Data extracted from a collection
+++

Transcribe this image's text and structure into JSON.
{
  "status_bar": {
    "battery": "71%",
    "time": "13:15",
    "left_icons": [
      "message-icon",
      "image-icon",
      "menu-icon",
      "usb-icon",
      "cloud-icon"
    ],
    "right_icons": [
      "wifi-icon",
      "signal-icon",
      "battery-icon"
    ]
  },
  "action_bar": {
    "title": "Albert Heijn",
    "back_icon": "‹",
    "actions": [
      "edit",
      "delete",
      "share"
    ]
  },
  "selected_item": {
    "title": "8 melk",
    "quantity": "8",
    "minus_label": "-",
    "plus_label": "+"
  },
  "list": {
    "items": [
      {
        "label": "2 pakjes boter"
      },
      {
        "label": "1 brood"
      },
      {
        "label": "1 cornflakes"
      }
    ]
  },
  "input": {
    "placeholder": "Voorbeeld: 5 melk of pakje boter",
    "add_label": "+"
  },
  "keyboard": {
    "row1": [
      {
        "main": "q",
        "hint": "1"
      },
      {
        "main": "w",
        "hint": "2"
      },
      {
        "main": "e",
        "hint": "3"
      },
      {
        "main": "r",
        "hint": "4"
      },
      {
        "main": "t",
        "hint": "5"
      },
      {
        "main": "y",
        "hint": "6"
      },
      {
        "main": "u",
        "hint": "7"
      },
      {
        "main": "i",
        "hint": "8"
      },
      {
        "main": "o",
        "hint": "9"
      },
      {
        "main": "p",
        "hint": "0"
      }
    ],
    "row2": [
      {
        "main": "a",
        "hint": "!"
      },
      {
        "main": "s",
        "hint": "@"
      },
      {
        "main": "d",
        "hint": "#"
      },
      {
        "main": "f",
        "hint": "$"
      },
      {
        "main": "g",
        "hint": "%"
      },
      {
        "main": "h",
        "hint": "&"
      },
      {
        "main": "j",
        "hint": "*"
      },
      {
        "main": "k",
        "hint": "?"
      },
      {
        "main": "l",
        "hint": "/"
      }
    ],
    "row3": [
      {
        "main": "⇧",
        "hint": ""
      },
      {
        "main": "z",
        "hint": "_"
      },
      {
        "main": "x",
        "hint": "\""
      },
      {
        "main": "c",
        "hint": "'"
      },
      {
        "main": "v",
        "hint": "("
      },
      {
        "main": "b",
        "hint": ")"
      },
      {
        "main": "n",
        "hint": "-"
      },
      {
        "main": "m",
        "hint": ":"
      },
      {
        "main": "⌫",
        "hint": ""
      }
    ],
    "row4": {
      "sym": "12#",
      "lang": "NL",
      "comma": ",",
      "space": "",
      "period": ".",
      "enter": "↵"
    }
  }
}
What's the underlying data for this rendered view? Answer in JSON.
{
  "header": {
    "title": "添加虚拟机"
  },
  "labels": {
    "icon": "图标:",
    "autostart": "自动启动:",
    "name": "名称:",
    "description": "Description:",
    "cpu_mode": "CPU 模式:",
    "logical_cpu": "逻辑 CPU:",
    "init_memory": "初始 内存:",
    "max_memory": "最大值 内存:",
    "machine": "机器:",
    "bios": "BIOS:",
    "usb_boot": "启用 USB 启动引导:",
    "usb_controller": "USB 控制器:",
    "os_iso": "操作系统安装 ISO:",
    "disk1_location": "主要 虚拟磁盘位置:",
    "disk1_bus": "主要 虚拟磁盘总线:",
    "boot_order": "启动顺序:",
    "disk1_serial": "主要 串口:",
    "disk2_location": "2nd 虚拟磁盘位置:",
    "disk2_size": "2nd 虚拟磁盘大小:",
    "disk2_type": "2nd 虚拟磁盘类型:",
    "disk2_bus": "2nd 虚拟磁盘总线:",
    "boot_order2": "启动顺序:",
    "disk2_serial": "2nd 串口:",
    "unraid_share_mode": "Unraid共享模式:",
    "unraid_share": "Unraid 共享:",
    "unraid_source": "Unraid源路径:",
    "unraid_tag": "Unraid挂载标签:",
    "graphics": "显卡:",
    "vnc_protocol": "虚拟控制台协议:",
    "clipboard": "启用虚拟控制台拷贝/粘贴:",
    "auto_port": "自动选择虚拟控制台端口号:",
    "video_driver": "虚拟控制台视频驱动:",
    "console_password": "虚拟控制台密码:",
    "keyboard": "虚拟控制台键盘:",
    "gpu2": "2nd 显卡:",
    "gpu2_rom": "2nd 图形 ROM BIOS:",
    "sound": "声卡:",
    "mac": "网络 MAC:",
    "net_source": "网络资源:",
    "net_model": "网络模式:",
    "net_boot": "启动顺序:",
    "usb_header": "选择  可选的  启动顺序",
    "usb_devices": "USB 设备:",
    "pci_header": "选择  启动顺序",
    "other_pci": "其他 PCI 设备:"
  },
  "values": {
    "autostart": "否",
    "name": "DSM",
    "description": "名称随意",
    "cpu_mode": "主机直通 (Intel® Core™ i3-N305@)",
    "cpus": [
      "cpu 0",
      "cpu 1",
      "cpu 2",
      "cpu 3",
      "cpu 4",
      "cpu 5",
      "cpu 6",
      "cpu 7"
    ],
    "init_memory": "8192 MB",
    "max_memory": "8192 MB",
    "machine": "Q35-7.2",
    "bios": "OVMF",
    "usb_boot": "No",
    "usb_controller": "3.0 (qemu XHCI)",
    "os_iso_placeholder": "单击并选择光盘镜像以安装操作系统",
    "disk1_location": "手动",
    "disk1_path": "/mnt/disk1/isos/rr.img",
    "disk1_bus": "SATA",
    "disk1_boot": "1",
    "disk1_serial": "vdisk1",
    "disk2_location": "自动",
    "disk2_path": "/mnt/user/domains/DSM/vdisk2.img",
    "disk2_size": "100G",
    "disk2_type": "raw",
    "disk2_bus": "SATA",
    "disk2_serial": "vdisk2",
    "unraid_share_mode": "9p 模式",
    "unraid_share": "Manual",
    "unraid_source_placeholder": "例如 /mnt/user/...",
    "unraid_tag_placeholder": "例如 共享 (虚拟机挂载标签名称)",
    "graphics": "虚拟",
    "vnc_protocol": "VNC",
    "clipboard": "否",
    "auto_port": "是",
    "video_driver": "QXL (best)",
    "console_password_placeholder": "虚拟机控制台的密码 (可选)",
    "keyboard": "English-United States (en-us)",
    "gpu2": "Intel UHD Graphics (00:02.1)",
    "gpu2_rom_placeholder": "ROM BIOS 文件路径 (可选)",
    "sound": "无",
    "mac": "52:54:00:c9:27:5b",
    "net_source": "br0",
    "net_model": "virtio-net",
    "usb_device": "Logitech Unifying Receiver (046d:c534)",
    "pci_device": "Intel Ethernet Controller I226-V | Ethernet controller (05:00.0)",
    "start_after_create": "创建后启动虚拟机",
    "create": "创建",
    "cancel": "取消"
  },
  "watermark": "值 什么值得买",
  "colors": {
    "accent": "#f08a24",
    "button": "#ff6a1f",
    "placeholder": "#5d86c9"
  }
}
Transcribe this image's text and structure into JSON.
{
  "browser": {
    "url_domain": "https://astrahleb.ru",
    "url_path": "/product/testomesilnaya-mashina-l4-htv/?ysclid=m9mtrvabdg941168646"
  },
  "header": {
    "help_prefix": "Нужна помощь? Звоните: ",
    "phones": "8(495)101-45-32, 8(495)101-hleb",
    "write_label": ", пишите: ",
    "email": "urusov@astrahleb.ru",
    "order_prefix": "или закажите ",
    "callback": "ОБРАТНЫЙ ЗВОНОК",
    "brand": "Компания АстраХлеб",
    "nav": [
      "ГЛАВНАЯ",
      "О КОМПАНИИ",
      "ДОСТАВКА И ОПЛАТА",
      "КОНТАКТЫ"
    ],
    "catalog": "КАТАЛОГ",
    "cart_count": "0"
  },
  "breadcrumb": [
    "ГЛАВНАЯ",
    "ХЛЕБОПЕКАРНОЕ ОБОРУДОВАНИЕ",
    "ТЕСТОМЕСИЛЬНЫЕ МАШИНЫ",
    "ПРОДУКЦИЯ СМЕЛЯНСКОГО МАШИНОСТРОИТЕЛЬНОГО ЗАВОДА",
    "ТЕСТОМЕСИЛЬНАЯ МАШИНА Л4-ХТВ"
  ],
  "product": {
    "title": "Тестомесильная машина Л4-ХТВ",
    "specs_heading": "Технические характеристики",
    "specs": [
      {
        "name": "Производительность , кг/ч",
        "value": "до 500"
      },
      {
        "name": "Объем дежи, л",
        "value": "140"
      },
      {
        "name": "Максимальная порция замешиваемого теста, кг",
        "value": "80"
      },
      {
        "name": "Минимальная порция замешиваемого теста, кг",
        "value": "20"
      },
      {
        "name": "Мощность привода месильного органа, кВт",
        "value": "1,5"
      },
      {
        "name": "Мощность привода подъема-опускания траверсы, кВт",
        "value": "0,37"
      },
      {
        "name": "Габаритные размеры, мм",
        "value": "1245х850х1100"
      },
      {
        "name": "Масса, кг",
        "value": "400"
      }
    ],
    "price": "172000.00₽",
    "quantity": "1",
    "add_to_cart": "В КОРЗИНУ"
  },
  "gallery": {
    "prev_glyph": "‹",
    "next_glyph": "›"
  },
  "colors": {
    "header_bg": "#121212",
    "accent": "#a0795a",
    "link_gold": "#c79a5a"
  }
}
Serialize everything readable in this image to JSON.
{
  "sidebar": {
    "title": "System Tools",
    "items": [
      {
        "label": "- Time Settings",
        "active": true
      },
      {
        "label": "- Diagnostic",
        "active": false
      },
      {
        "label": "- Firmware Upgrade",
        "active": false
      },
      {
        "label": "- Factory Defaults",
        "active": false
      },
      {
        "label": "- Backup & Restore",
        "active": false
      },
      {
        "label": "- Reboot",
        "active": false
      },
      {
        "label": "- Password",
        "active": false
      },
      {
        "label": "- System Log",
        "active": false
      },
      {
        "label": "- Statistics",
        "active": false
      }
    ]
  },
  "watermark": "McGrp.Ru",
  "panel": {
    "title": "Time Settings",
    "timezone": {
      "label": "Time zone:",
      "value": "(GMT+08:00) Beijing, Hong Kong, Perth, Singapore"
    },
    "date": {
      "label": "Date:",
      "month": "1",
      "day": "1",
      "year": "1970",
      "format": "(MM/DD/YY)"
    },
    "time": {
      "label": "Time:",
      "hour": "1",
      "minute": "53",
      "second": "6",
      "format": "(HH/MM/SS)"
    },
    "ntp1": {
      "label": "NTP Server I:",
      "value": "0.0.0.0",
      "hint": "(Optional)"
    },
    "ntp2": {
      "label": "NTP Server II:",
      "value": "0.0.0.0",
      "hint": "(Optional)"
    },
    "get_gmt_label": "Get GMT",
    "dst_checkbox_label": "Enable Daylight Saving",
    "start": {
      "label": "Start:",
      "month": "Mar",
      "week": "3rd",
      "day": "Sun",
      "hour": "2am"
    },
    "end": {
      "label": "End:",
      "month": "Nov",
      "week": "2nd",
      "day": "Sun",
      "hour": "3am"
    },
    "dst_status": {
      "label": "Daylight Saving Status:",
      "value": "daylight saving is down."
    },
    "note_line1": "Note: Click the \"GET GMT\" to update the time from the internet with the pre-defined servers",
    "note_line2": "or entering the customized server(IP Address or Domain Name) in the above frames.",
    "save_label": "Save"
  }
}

+++

PROMPT: Gather every line from the entries above where the word "Settings" appears, and copy them.

WORKED SOLUTION:
        "label": "- Time Settings",
    "title": "Time Settings",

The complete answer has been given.